» **Information supplied**:
↓↓↓
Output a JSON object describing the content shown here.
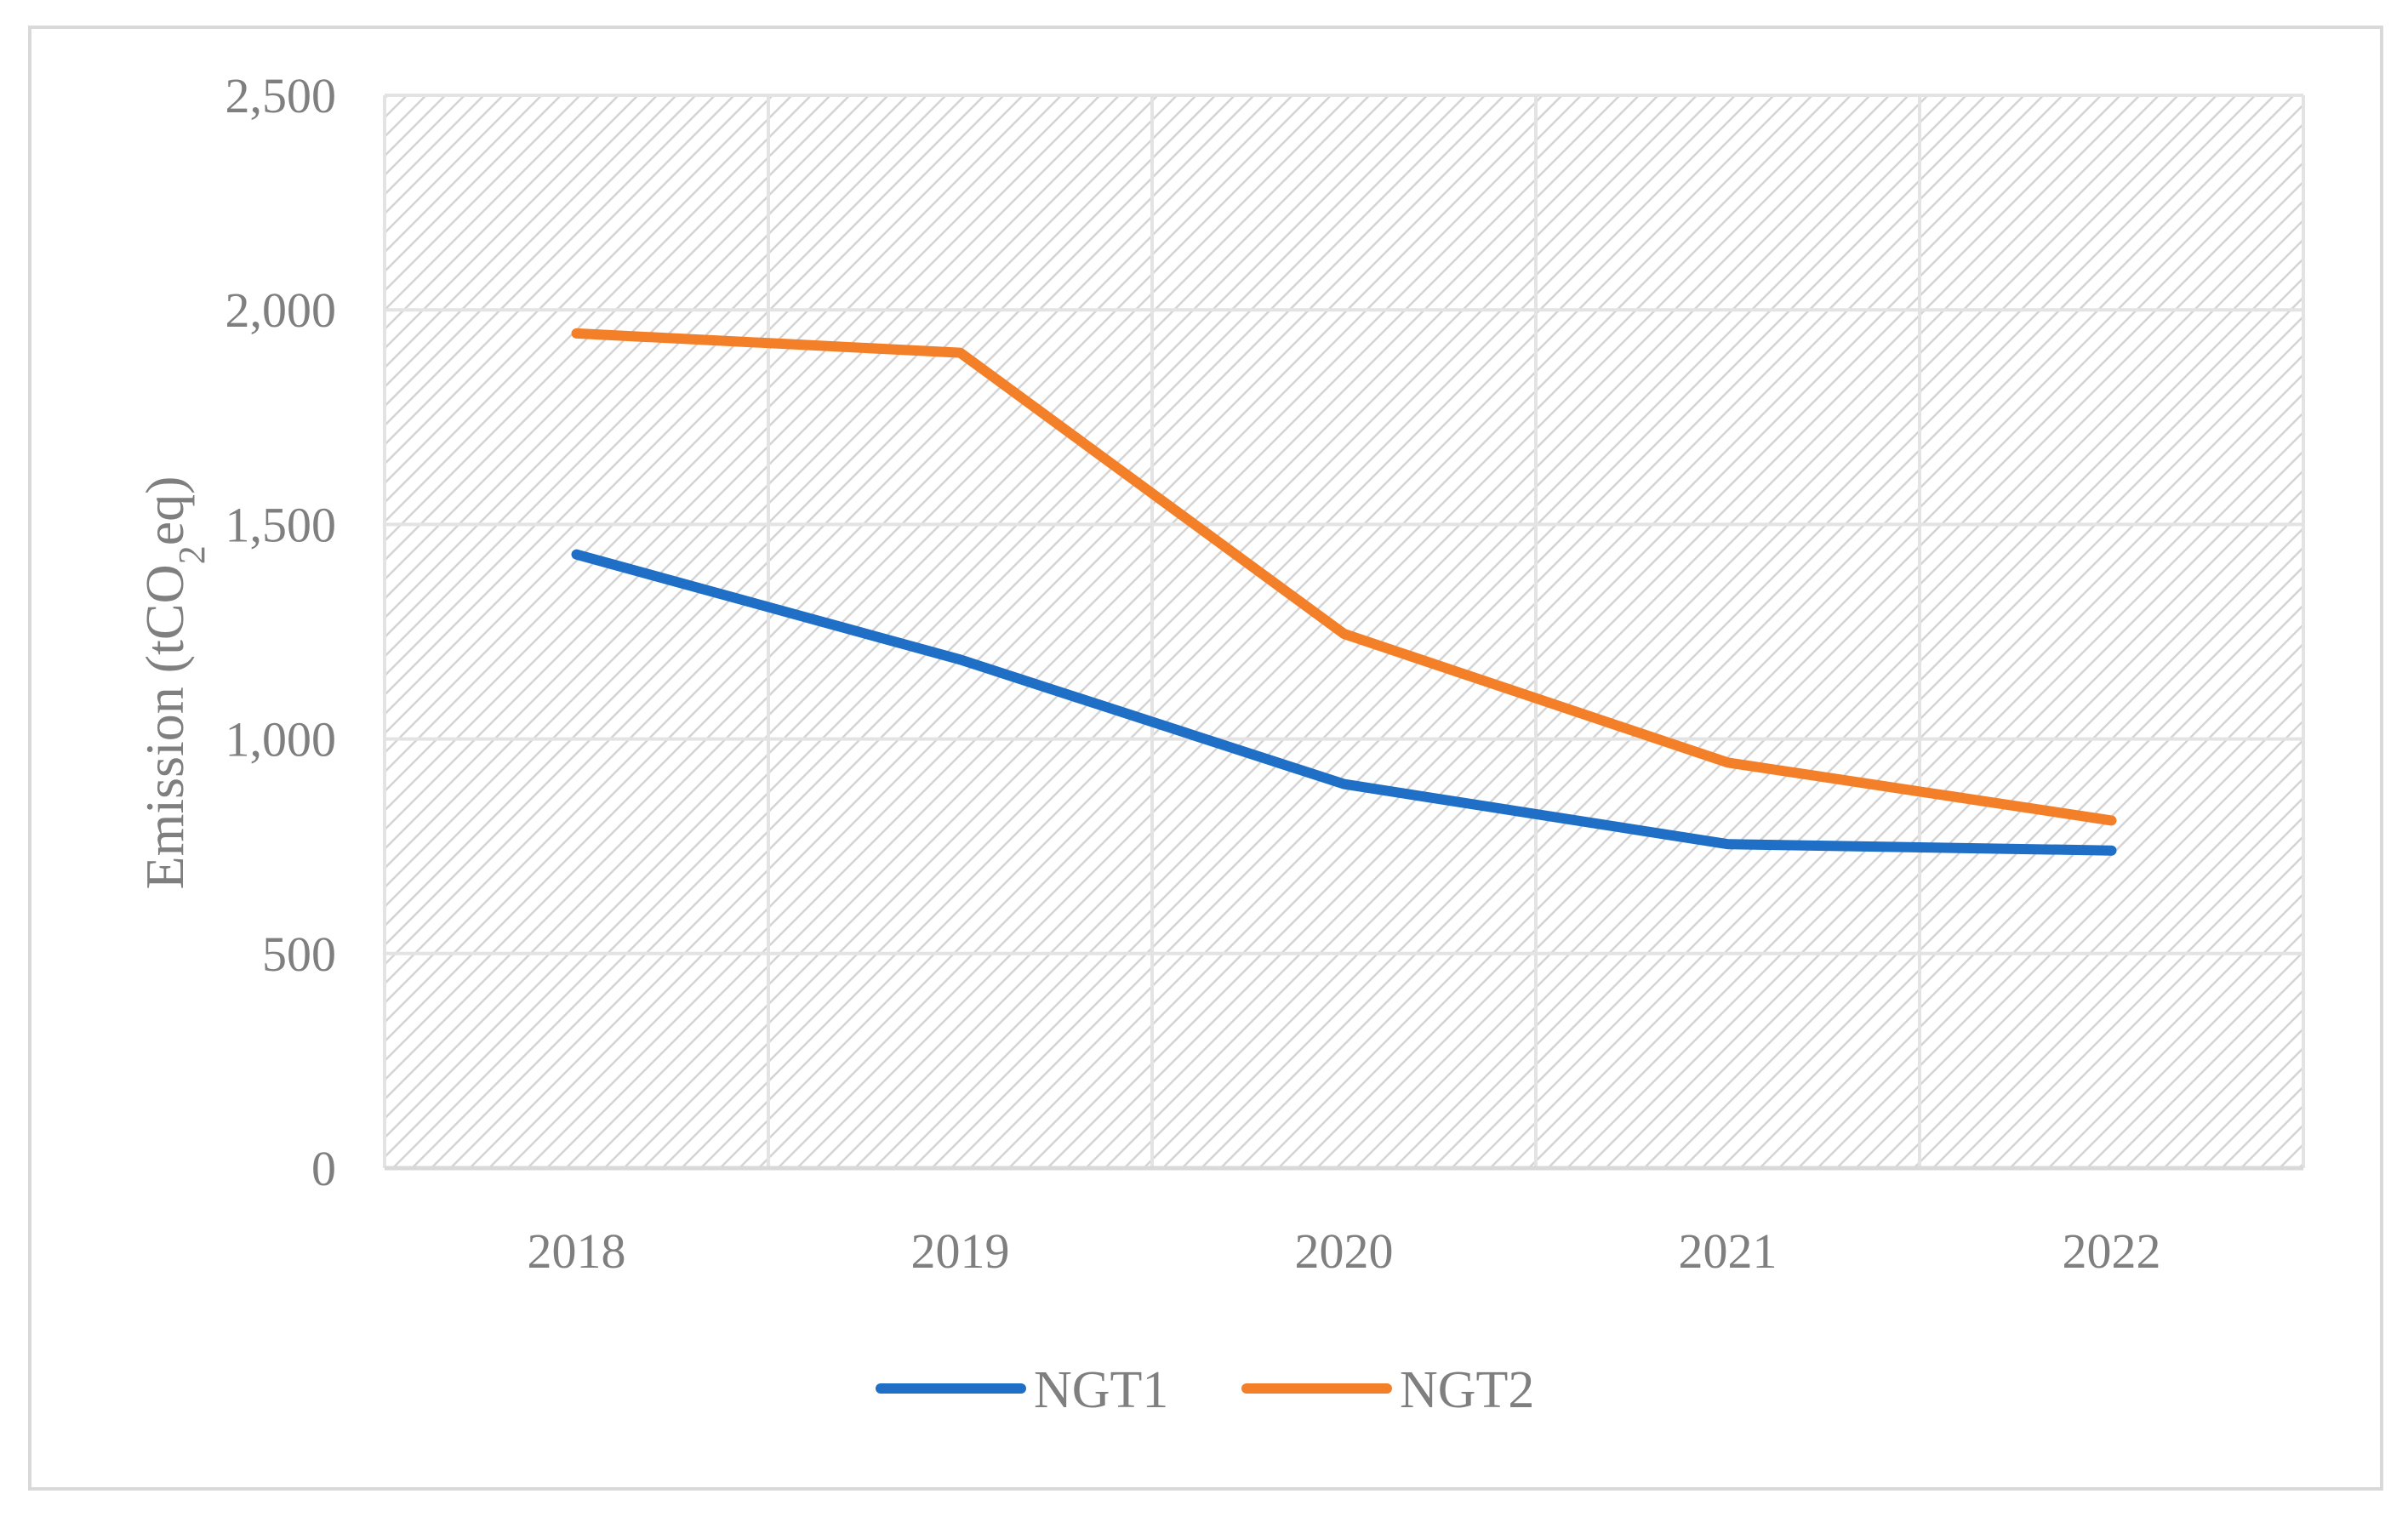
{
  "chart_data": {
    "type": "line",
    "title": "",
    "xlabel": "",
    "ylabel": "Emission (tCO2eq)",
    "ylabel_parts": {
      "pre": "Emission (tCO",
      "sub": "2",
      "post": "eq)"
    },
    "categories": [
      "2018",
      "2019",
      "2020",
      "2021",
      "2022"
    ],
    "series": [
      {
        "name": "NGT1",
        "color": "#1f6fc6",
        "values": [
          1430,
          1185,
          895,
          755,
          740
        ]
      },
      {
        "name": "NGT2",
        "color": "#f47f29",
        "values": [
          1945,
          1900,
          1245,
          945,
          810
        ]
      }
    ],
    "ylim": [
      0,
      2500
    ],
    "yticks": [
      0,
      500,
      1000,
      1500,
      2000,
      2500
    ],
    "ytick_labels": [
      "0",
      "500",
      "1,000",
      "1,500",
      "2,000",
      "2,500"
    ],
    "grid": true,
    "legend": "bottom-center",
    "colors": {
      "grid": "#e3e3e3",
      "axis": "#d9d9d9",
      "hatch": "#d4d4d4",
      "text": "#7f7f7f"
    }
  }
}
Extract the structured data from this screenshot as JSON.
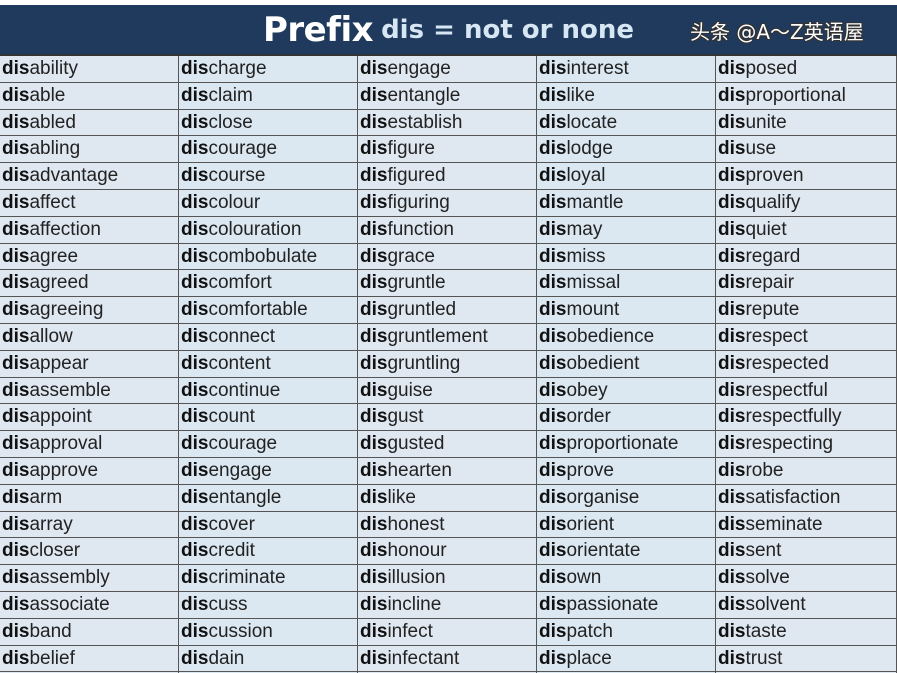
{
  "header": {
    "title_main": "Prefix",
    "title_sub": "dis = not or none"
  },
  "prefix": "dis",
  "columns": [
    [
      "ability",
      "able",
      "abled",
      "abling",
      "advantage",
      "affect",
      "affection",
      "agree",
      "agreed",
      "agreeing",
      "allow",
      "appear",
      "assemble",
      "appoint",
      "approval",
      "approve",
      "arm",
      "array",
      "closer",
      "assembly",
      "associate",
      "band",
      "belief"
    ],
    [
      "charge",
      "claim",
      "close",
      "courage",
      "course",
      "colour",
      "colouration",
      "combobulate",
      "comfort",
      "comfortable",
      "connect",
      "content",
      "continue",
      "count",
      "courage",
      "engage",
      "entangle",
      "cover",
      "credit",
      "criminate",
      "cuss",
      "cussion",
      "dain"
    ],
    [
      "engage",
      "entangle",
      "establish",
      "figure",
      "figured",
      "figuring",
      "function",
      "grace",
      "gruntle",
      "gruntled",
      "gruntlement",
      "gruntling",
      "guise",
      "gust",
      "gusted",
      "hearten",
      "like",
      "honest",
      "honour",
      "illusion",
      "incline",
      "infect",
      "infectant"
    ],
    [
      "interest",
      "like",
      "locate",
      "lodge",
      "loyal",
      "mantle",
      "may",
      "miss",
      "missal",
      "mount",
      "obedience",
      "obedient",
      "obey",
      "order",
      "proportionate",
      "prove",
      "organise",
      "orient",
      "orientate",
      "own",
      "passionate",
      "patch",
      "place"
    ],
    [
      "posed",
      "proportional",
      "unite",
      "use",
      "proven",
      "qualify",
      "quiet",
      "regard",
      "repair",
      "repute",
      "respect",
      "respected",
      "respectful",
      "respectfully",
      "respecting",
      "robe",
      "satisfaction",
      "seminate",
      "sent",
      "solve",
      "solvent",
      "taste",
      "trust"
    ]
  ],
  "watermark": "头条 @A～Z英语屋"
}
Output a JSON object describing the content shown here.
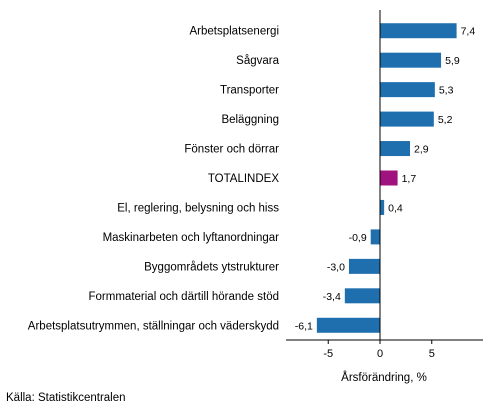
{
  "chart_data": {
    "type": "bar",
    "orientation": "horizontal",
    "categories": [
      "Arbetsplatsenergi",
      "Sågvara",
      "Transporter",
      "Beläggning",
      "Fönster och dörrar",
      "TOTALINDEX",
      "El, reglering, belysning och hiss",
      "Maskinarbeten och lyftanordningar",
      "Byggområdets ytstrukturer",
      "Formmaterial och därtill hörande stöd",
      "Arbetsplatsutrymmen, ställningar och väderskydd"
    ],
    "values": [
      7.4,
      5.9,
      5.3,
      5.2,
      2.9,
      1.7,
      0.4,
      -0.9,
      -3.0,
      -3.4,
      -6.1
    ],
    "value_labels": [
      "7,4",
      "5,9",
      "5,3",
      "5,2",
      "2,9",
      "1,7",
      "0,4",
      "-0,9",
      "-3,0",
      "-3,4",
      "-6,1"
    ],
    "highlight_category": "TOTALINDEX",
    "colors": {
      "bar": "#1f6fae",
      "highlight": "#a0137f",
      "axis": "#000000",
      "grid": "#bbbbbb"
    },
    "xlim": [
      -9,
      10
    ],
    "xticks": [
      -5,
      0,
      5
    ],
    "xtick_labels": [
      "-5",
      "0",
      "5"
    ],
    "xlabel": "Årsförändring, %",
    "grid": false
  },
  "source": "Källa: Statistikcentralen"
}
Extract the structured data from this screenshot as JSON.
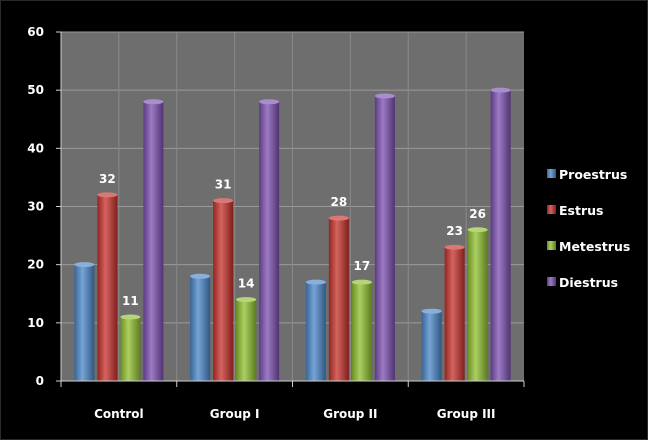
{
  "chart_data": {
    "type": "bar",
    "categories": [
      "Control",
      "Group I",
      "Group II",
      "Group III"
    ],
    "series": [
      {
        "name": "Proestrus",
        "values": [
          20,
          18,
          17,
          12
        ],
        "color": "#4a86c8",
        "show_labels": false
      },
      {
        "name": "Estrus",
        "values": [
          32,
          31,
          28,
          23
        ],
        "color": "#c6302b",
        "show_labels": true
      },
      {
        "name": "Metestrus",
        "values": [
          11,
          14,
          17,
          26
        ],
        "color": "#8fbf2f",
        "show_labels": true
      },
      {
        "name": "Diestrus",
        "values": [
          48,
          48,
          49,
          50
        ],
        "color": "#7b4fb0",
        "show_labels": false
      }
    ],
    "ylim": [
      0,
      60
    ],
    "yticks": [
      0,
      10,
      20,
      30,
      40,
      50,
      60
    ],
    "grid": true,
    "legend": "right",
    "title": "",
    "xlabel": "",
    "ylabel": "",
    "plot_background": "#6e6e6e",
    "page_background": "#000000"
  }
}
↑↑↑
» **Your instructions**:
Copy each line in full and exactly, omitting any picture.

» **Full output**:
Output a JSON object describing the content shown here.
{
  "chart_data": {
    "type": "line",
    "title": "",
    "xlabel": "",
    "ylabel": "Emission (tCO2eq)",
    "ylabel_parts": {
      "pre": "Emission (tCO",
      "sub": "2",
      "post": "eq)"
    },
    "categories": [
      "2018",
      "2019",
      "2020",
      "2021",
      "2022"
    ],
    "series": [
      {
        "name": "NGT1",
        "color": "#1f6fc6",
        "values": [
          1430,
          1185,
          895,
          755,
          740
        ]
      },
      {
        "name": "NGT2",
        "color": "#f47f29",
        "values": [
          1945,
          1900,
          1245,
          945,
          810
        ]
      }
    ],
    "ylim": [
      0,
      2500
    ],
    "yticks": [
      0,
      500,
      1000,
      1500,
      2000,
      2500
    ],
    "ytick_labels": [
      "0",
      "500",
      "1,000",
      "1,500",
      "2,000",
      "2,500"
    ],
    "grid": true,
    "legend": "bottom-center",
    "colors": {
      "grid": "#e3e3e3",
      "axis": "#d9d9d9",
      "hatch": "#d4d4d4",
      "text": "#7f7f7f"
    }
  }
}
Extract the structured data from this screenshot as JSON.
{
  "header": {
    "title_main": "Prefix",
    "title_sub": "dis = not or none"
  },
  "prefix": "dis",
  "columns": [
    [
      "ability",
      "able",
      "abled",
      "abling",
      "advantage",
      "affect",
      "affection",
      "agree",
      "agreed",
      "agreeing",
      "allow",
      "appear",
      "assemble",
      "appoint",
      "approval",
      "approve",
      "arm",
      "array",
      "closer",
      "assembly",
      "associate",
      "band",
      "belief"
    ],
    [
      "charge",
      "claim",
      "close",
      "courage",
      "course",
      "colour",
      "colouration",
      "combobulate",
      "comfort",
      "comfortable",
      "connect",
      "content",
      "continue",
      "count",
      "courage",
      "engage",
      "entangle",
      "cover",
      "credit",
      "criminate",
      "cuss",
      "cussion",
      "dain"
    ],
    [
      "engage",
      "entangle",
      "establish",
      "figure",
      "figured",
      "figuring",
      "function",
      "grace",
      "gruntle",
      "gruntled",
      "gruntlement",
      "gruntling",
      "guise",
      "gust",
      "gusted",
      "hearten",
      "like",
      "honest",
      "honour",
      "illusion",
      "incline",
      "infect",
      "infectant"
    ],
    [
      "interest",
      "like",
      "locate",
      "lodge",
      "loyal",
      "mantle",
      "may",
      "miss",
      "missal",
      "mount",
      "obedience",
      "obedient",
      "obey",
      "order",
      "proportionate",
      "prove",
      "organise",
      "orient",
      "orientate",
      "own",
      "passionate",
      "patch",
      "place"
    ],
    [
      "posed",
      "proportional",
      "unite",
      "use",
      "proven",
      "qualify",
      "quiet",
      "regard",
      "repair",
      "repute",
      "respect",
      "respected",
      "respectful",
      "respectfully",
      "respecting",
      "robe",
      "satisfaction",
      "seminate",
      "sent",
      "solve",
      "solvent",
      "taste",
      "trust"
    ]
  ],
  "watermark": "头条 @A～Z英语屋"
}
Output a JSON object describing the content shown here.
{
  "chart_data": {
    "type": "bar",
    "orientation": "horizontal",
    "categories": [
      "Arbetsplatsenergi",
      "Sågvara",
      "Transporter",
      "Beläggning",
      "Fönster och dörrar",
      "TOTALINDEX",
      "El, reglering, belysning och hiss",
      "Maskinarbeten och lyftanordningar",
      "Byggområdets ytstrukturer",
      "Formmaterial och därtill hörande stöd",
      "Arbetsplatsutrymmen, ställningar och väderskydd"
    ],
    "values": [
      7.4,
      5.9,
      5.3,
      5.2,
      2.9,
      1.7,
      0.4,
      -0.9,
      -3.0,
      -3.4,
      -6.1
    ],
    "value_labels": [
      "7,4",
      "5,9",
      "5,3",
      "5,2",
      "2,9",
      "1,7",
      "0,4",
      "-0,9",
      "-3,0",
      "-3,4",
      "-6,1"
    ],
    "highlight_category": "TOTALINDEX",
    "colors": {
      "bar": "#1f6fae",
      "highlight": "#a0137f",
      "axis": "#000000",
      "grid": "#bbbbbb"
    },
    "xlim": [
      -9,
      10
    ],
    "xticks": [
      -5,
      0,
      5
    ],
    "xtick_labels": [
      "-5",
      "0",
      "5"
    ],
    "xlabel": "Årsförändring, %",
    "grid": false
  },
  "source": "Källa: Statistikcentralen"
}
Extract the structured data from this screenshot as JSON.
{
  "chart_data": {
    "type": "bar",
    "categories": [
      "Control",
      "Group I",
      "Group II",
      "Group III"
    ],
    "series": [
      {
        "name": "Proestrus",
        "values": [
          20,
          18,
          17,
          12
        ],
        "color": "#4a86c8",
        "show_labels": false
      },
      {
        "name": "Estrus",
        "values": [
          32,
          31,
          28,
          23
        ],
        "color": "#c6302b",
        "show_labels": true
      },
      {
        "name": "Metestrus",
        "values": [
          11,
          14,
          17,
          26
        ],
        "color": "#8fbf2f",
        "show_labels": true
      },
      {
        "name": "Diestrus",
        "values": [
          48,
          48,
          49,
          50
        ],
        "color": "#7b4fb0",
        "show_labels": false
      }
    ],
    "ylim": [
      0,
      60
    ],
    "yticks": [
      0,
      10,
      20,
      30,
      40,
      50,
      60
    ],
    "grid": true,
    "legend": "right",
    "title": "",
    "xlabel": "",
    "ylabel": "",
    "plot_background": "#6e6e6e",
    "page_background": "#000000"
  }
}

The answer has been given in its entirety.